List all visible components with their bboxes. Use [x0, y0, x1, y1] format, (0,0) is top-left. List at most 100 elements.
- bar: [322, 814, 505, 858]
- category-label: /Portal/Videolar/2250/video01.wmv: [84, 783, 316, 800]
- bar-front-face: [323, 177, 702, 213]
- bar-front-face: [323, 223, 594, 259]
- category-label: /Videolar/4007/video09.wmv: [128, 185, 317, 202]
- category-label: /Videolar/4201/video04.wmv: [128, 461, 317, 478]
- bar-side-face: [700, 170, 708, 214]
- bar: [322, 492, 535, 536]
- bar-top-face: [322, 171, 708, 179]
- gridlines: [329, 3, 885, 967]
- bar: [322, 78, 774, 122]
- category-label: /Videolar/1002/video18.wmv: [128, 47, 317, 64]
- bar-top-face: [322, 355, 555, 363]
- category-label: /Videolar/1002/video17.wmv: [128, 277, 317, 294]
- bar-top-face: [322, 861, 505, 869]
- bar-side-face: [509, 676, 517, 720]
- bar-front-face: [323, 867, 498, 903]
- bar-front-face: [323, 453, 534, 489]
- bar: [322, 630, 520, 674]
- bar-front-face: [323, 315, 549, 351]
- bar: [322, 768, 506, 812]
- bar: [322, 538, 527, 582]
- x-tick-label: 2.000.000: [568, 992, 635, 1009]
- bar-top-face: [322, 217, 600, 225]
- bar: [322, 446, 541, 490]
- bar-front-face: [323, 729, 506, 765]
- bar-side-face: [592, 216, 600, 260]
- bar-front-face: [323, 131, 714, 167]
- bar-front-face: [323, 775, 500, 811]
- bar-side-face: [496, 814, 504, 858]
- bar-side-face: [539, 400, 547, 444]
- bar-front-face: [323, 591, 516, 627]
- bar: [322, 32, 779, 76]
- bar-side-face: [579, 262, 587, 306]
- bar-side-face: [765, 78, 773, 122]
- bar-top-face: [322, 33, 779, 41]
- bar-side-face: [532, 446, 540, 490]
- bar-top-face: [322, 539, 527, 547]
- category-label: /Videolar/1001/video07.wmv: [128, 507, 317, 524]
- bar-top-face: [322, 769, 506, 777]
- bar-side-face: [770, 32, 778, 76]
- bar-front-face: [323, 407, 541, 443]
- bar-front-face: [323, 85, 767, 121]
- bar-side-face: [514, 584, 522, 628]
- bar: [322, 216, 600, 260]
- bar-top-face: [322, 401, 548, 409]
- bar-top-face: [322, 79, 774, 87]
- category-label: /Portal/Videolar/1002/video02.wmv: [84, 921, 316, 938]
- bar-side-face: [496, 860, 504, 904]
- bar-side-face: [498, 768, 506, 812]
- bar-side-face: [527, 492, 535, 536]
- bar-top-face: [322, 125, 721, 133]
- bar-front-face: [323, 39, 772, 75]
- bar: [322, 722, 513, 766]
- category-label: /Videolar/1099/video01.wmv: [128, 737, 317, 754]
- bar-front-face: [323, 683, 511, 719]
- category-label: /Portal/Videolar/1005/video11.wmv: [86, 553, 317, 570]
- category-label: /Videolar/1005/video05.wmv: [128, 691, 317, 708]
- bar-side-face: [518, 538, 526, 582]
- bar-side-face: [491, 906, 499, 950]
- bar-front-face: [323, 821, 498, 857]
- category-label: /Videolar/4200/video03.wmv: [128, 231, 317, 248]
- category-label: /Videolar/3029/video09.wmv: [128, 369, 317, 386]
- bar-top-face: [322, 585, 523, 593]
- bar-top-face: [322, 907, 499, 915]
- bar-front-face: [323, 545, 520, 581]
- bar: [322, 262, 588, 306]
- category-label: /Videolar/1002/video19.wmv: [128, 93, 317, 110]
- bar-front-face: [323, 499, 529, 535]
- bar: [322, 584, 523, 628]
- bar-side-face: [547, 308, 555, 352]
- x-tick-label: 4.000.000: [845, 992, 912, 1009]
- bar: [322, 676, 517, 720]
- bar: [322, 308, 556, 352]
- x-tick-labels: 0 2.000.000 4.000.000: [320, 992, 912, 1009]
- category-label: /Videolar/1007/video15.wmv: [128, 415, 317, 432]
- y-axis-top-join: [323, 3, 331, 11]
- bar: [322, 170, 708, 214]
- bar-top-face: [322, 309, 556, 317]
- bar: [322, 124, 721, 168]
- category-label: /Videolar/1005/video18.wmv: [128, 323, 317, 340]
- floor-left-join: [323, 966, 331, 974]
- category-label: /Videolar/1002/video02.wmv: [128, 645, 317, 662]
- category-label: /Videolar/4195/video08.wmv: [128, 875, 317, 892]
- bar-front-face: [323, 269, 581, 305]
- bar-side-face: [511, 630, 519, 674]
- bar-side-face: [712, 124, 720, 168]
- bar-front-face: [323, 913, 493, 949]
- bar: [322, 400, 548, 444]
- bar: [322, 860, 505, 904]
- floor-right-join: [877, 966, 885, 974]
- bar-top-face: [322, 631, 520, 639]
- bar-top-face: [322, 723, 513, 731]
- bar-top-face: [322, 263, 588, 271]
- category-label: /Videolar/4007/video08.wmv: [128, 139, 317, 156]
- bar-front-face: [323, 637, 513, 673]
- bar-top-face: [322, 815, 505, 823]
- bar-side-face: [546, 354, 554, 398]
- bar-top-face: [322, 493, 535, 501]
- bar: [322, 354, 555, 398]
---*---
Work to be completed. Begin at the first line and stop after the line that contains "- bar: [322, 538, 527, 582]". Rewrite those lines, changing "bboxes" to "bounding boxes" and leaving everything else as it is.

Worked answer.
List all visible components with their bounding boxes. Use [x0, y0, x1, y1] format, (0,0) is top-left. List at most 100 elements.
- bar: [322, 814, 505, 858]
- category-label: /Portal/Videolar/2250/video01.wmv: [84, 783, 316, 800]
- bar-front-face: [323, 177, 702, 213]
- bar-front-face: [323, 223, 594, 259]
- category-label: /Videolar/4007/video09.wmv: [128, 185, 317, 202]
- category-label: /Videolar/4201/video04.wmv: [128, 461, 317, 478]
- bar-side-face: [700, 170, 708, 214]
- bar: [322, 492, 535, 536]
- bar-top-face: [322, 171, 708, 179]
- gridlines: [329, 3, 885, 967]
- bar: [322, 78, 774, 122]
- category-label: /Videolar/1002/video18.wmv: [128, 47, 317, 64]
- bar-top-face: [322, 355, 555, 363]
- category-label: /Videolar/1002/video17.wmv: [128, 277, 317, 294]
- bar-top-face: [322, 861, 505, 869]
- bar-side-face: [509, 676, 517, 720]
- bar-front-face: [323, 867, 498, 903]
- bar-front-face: [323, 453, 534, 489]
- bar: [322, 630, 520, 674]
- bar-front-face: [323, 315, 549, 351]
- bar: [322, 768, 506, 812]
- bar: [322, 538, 527, 582]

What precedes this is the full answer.